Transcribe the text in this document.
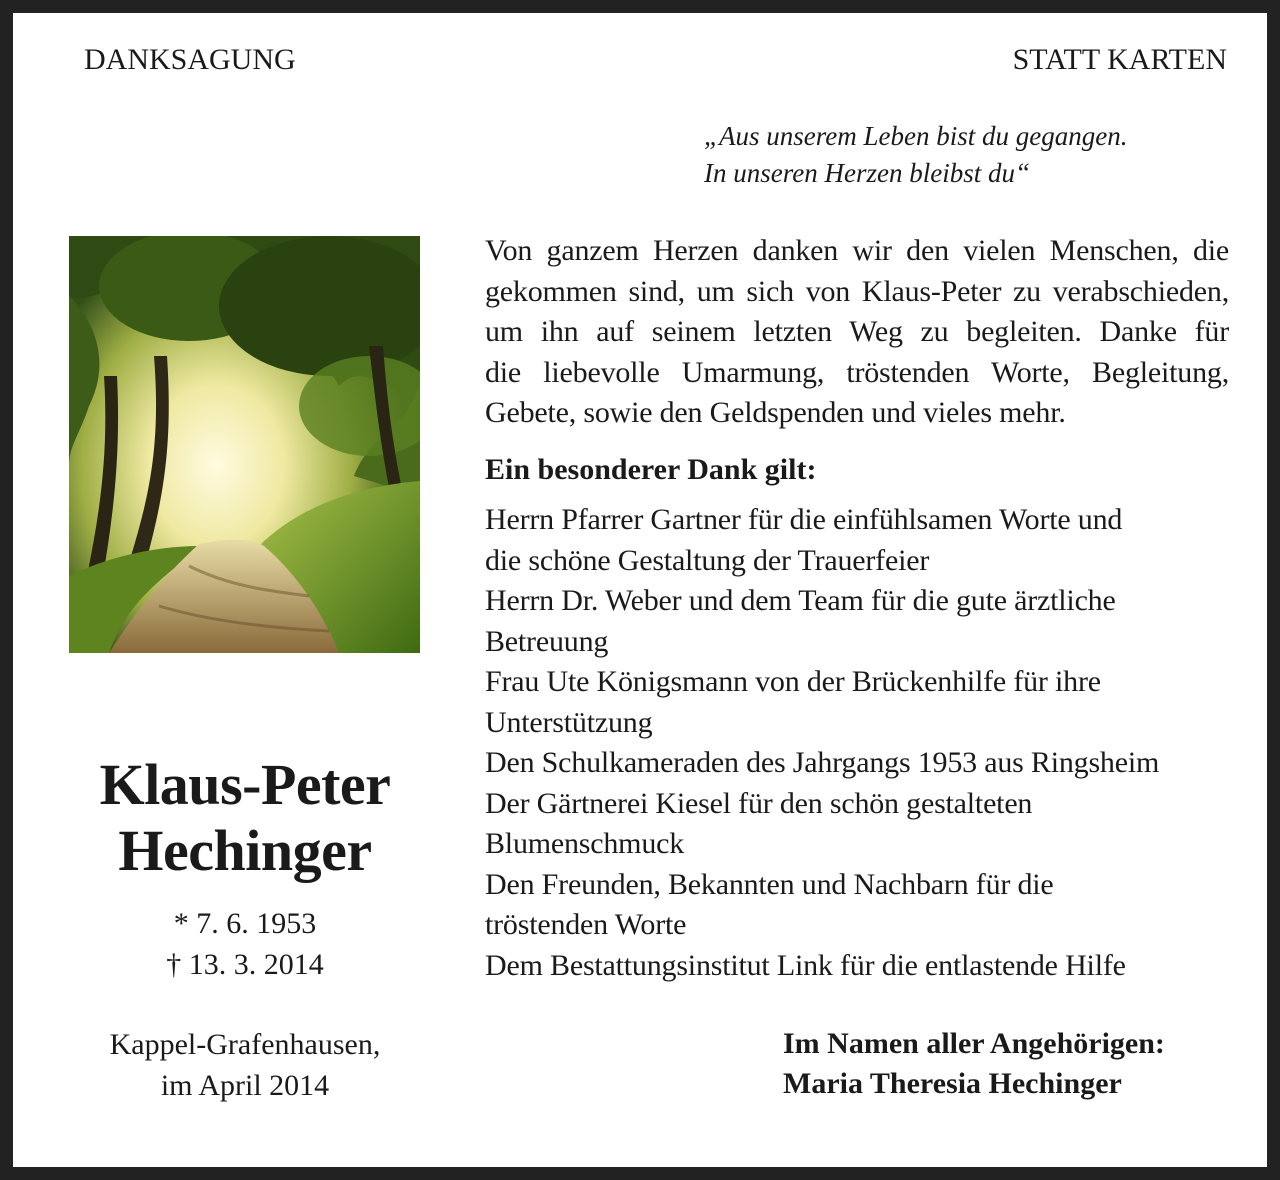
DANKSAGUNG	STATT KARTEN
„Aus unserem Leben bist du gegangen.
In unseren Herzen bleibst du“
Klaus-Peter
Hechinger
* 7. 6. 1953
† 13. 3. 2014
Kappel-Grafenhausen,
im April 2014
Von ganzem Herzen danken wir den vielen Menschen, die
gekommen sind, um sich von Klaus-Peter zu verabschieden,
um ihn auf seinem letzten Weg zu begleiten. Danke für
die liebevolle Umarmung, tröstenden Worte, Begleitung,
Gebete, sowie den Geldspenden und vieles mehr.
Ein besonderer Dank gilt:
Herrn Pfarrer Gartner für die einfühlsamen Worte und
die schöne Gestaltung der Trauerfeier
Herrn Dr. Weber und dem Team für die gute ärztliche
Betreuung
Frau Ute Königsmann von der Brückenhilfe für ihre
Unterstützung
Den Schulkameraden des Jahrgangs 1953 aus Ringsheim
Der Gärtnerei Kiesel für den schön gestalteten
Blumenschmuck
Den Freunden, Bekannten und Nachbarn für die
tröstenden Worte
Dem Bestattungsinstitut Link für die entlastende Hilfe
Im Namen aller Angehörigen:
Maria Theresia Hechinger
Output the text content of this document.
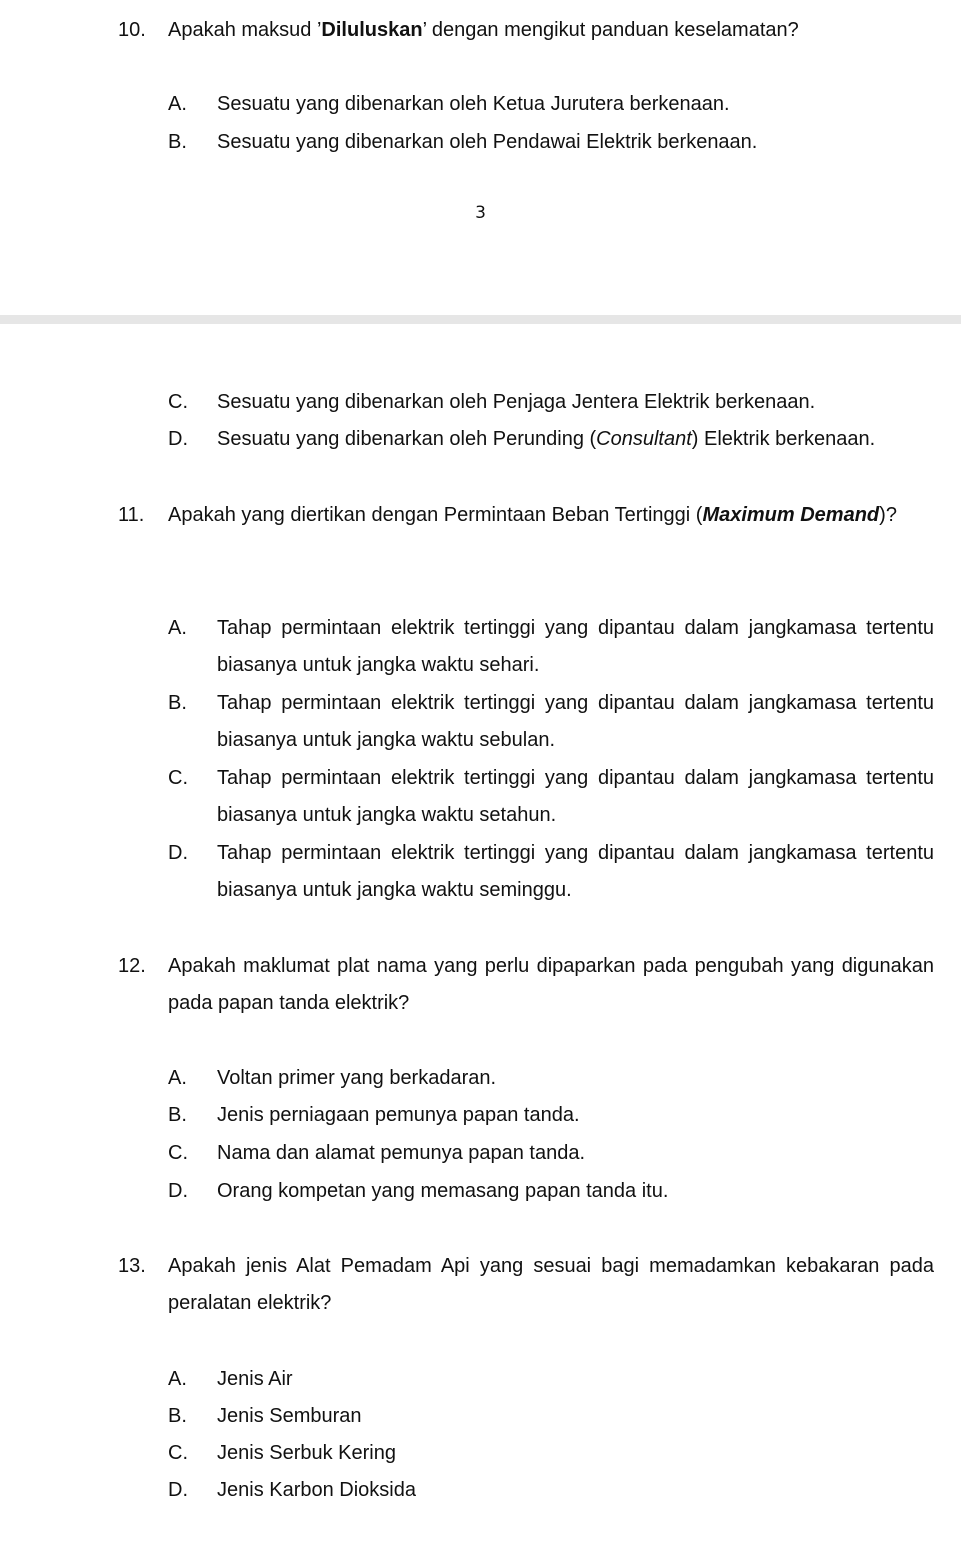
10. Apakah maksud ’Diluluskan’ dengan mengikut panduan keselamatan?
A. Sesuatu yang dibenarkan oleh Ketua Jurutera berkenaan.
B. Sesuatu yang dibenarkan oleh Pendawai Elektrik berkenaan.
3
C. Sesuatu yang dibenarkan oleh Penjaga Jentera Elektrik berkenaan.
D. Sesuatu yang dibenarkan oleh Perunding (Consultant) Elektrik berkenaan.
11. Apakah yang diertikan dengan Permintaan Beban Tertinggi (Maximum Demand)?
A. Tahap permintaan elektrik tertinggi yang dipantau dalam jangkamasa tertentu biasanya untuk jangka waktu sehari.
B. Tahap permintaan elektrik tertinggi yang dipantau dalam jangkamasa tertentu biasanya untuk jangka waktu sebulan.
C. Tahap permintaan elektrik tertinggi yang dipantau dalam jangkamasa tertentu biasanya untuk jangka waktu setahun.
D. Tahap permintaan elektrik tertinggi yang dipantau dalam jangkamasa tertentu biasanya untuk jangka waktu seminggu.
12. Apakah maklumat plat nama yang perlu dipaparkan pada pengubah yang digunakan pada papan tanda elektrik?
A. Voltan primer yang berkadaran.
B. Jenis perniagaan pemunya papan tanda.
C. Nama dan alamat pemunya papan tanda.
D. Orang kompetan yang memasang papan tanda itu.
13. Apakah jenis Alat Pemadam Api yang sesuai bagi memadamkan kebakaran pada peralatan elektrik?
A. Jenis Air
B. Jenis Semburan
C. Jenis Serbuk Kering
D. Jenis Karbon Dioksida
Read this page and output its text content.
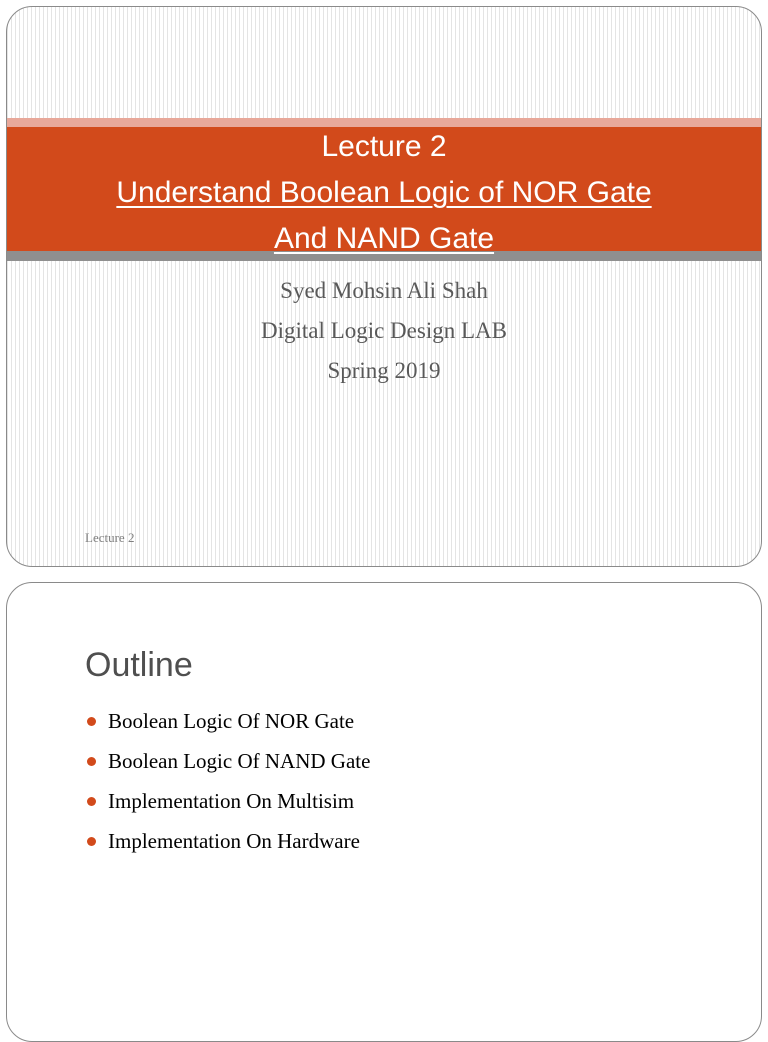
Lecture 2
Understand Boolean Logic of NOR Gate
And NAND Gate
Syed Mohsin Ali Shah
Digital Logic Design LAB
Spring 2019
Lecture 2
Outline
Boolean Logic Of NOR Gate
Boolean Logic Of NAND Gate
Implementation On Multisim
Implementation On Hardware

*-*-*

▶ _EXERCISE DIRECTIONS_: Go to the line containing "Read this page and output its text content." and set it down, along with every later line through the last one, exactly as written and without the pictures.

▶ _COMPLETED TASK_:
Read this page and output its text content.
Lecture 2
Understand Boolean Logic of NOR Gate
And NAND Gate
Syed Mohsin Ali Shah
Digital Logic Design LAB
Spring 2019
Lecture 2
Outline
Boolean Logic Of NOR Gate
Boolean Logic Of NAND Gate
Implementation On Multisim
Implementation On Hardware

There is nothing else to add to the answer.